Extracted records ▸
* Begin *
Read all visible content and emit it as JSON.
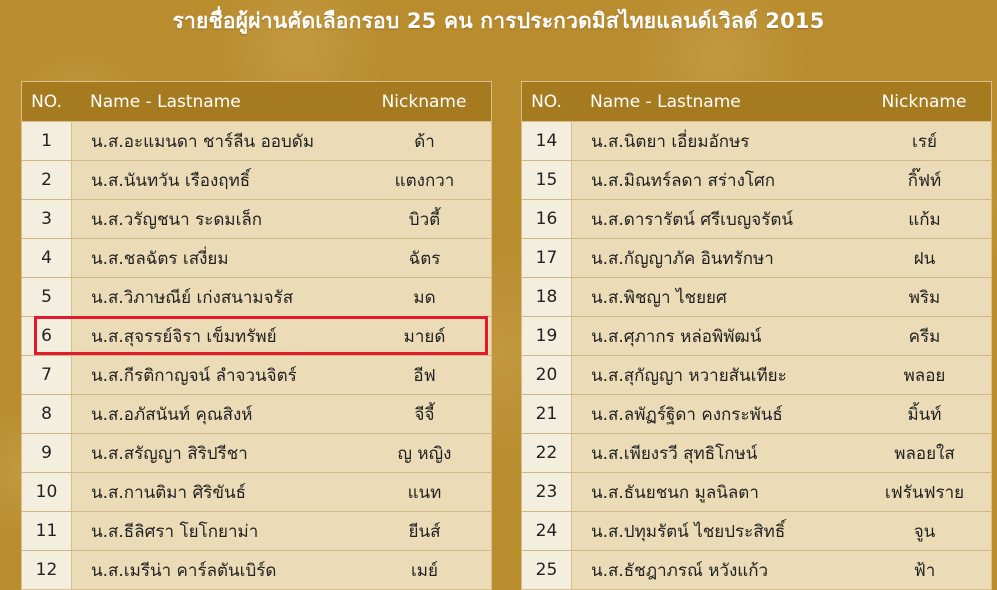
{
  "title": "รายชื่อผู้ผ่านคัดเลือกรอบ 25 คน การประกวดมิสไทยแลนด์เวิลด์ 2015",
  "headers": {
    "no": "NO.",
    "name": "Name - Lastname",
    "nickname": "Nickname"
  },
  "colors": {
    "highlight": "#e3192c",
    "header_bg": "#a67b20"
  },
  "left_rows": [
    {
      "no": "1",
      "name": "น.ส.อะแมนดา ชาร์ลีน ออบดัม",
      "nickname": "ด้า"
    },
    {
      "no": "2",
      "name": "น.ส.นันทวัน เรืองฤทธิ์",
      "nickname": "แตงกวา"
    },
    {
      "no": "3",
      "name": "น.ส.วรัญชนา ระดมเล็ก",
      "nickname": "บิวตี้"
    },
    {
      "no": "4",
      "name": "น.ส.ชลฉัตร เสงี่ยม",
      "nickname": "ฉัตร"
    },
    {
      "no": "5",
      "name": "น.ส.วิภาษณีย์ เก่งสนามจรัส",
      "nickname": "มด"
    },
    {
      "no": "6",
      "name": "น.ส.สุจรรย์จิรา เข็มทรัพย์",
      "nickname": "มายด์"
    },
    {
      "no": "7",
      "name": "น.ส.กีรติกาญจน์ ลำจวนจิตร์",
      "nickname": "อีฟ"
    },
    {
      "no": "8",
      "name": "น.ส.อภัสนันท์ คุณสิงห์",
      "nickname": "จีจี้"
    },
    {
      "no": "9",
      "name": "น.ส.สรัญญา สิริปรีชา",
      "nickname": "ญ หญิง"
    },
    {
      "no": "10",
      "name": "น.ส.กานติมา ศิริขันธ์",
      "nickname": "แนท"
    },
    {
      "no": "11",
      "name": "น.ส.ธีลิศรา โยโกยาม่า",
      "nickname": "ยีนส์"
    },
    {
      "no": "12",
      "name": "น.ส.เมรีน่า คาร์ลตันเบิร์ด",
      "nickname": "เมย์"
    }
  ],
  "right_rows": [
    {
      "no": "14",
      "name": "น.ส.นิตยา เอี่ยมอักษร",
      "nickname": "เรย์"
    },
    {
      "no": "15",
      "name": "น.ส.มิณทร์ลดา สร่างโศก",
      "nickname": "กิ๊ฟท์"
    },
    {
      "no": "16",
      "name": "น.ส.ดารารัตน์ ศรีเบญจรัตน์",
      "nickname": "แก้ม"
    },
    {
      "no": "17",
      "name": "น.ส.กัญญาภัค อินทรักษา",
      "nickname": "ฝน"
    },
    {
      "no": "18",
      "name": "น.ส.พิชญา ไชยยศ",
      "nickname": "พริม"
    },
    {
      "no": "19",
      "name": "น.ส.ศุภากร หล่อพิพัฒน์",
      "nickname": "ครีม"
    },
    {
      "no": "20",
      "name": "น.ส.สุกัญญา หวายสันเทียะ",
      "nickname": "พลอย"
    },
    {
      "no": "21",
      "name": "น.ส.ลพัฏร์ฐิดา คงกระพันธ์",
      "nickname": "มิ้นท์"
    },
    {
      "no": "22",
      "name": "น.ส.เพียงรวี สุทธิโกษน์",
      "nickname": "พลอยใส"
    },
    {
      "no": "23",
      "name": "น.ส.ธันยชนก มูลนิลตา",
      "nickname": "เฟรันฟราย"
    },
    {
      "no": "24",
      "name": "น.ส.ปทุมรัตน์ ไชยประสิทธิ์",
      "nickname": "จูน"
    },
    {
      "no": "25",
      "name": "น.ส.ธัชฎาภรณ์ หวังแก้ว",
      "nickname": "ฟ้า"
    }
  ]
}
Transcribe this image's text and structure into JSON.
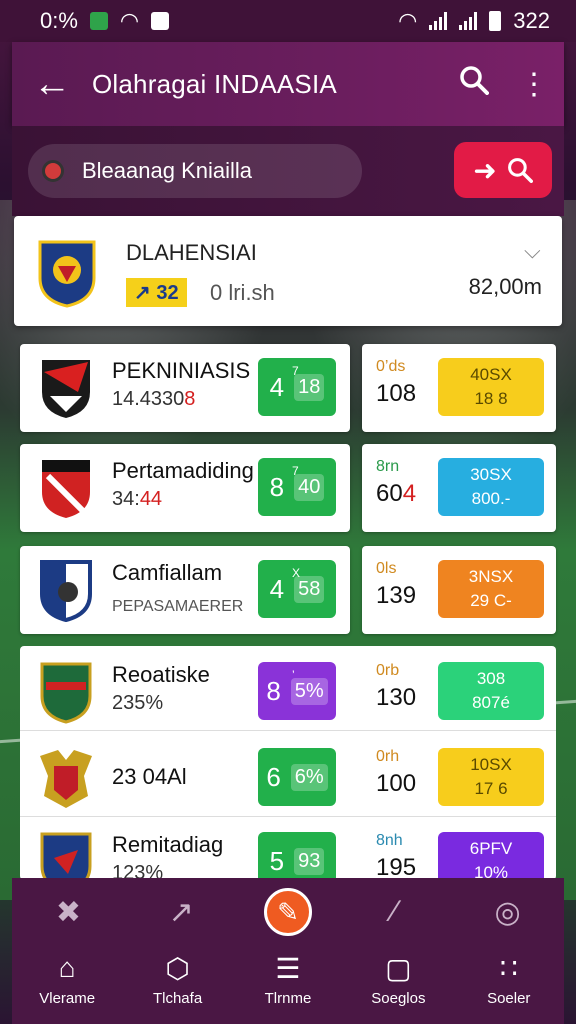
{
  "status_bar": {
    "left_text": "0:%",
    "time": "322"
  },
  "app_bar": {
    "title": "Olahragai INDAASIA",
    "back_icon": "arrow-left-icon",
    "search_icon": "search-icon",
    "more_icon": "more-vertical-icon"
  },
  "search": {
    "value": "Bleaanag Kniailla",
    "button_icons": [
      "arrow-right-icon",
      "search-icon"
    ]
  },
  "header_card": {
    "team_name": "DLAHENSIAI",
    "tag": "↗ 32",
    "sub": "0 lri.sh",
    "amount": "82,00m"
  },
  "matches": [
    {
      "name": "PEKNINIASIS",
      "value": "14.4330",
      "value_red": "8",
      "pill_mini": "7",
      "pill_left": "4",
      "pill_right": "18",
      "pill_color": "#22b04b",
      "right_small": "0’ds",
      "right_big": "108",
      "right_big_red": "",
      "odd_top": "40SX",
      "odd_bottom": "18 8",
      "odd_color": "#f7cd1c",
      "odd_text": "#5a4a00"
    },
    {
      "name": "Pertamadiding",
      "value": "34:",
      "value_red": "44",
      "pill_mini": "7",
      "pill_left": "8",
      "pill_right": "40",
      "pill_color": "#22b04b",
      "right_small": "8rn",
      "right_big": "60",
      "right_big_red": "4",
      "odd_top": "30SX",
      "odd_bottom": "800.-",
      "odd_color": "#27aee0",
      "odd_text": "#ffffff"
    },
    {
      "name": "Camfiallam",
      "value": "PEPASAMAERER",
      "value_red": "",
      "pill_mini": "X",
      "pill_left": "4",
      "pill_right": "58",
      "pill_color": "#22b04b",
      "right_small": "0ls",
      "right_big": "139",
      "right_big_red": "",
      "odd_top": "3NSX",
      "odd_bottom": "29 C-",
      "odd_color": "#ef8420",
      "odd_text": "#ffffff"
    },
    {
      "name": "Reoatiske",
      "value": "235%",
      "value_red": "",
      "pill_mini": "’",
      "pill_left": "8",
      "pill_right": "5%",
      "pill_color": "#8a33d8",
      "right_small": "0rb",
      "right_big": "130",
      "right_big_red": "",
      "odd_top": "308",
      "odd_bottom": "807é",
      "odd_color": "#2bd27a",
      "odd_text": "#ffffff"
    },
    {
      "name": "23 04Al",
      "value": "",
      "value_red": "",
      "pill_mini": "",
      "pill_left": "6",
      "pill_right": "6%",
      "pill_color": "#22b04b",
      "right_small": "0rh",
      "right_big": "100",
      "right_big_red": "",
      "odd_top": "10SX",
      "odd_bottom": "17 6",
      "odd_color": "#f7cd1c",
      "odd_text": "#5a4a00"
    },
    {
      "name": "Remitadiag",
      "value": "123%",
      "value_red": "",
      "pill_mini": "",
      "pill_left": "5",
      "pill_right": "93",
      "pill_color": "#22b04b",
      "right_small": "8nh",
      "right_big": "195",
      "right_big_red": "",
      "odd_top": "6PFV",
      "odd_bottom": "10%",
      "odd_color": "#7a2ae0",
      "odd_text": "#ffffff"
    }
  ],
  "nav_top": [
    "badminton-icon",
    "javelin-icon",
    "ball-icon",
    "bat-icon",
    "volleyball-icon"
  ],
  "nav_bottom": [
    {
      "label": "Vlerame",
      "icon": "home-icon"
    },
    {
      "label": "Tlchafa",
      "icon": "target-icon"
    },
    {
      "label": "Tlrnme",
      "icon": "list-icon"
    },
    {
      "label": "Soeglos",
      "icon": "screen-icon"
    },
    {
      "label": "Soeler",
      "icon": "grid-icon"
    }
  ],
  "colors": {
    "accent": "#e21b46",
    "app_bar": "#6b1e5e",
    "nav_center": "#ef5b21"
  }
}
* End *
What you should do ▸
Return only the number of lines in the data above that include the word "label".

Output for this task ▸
5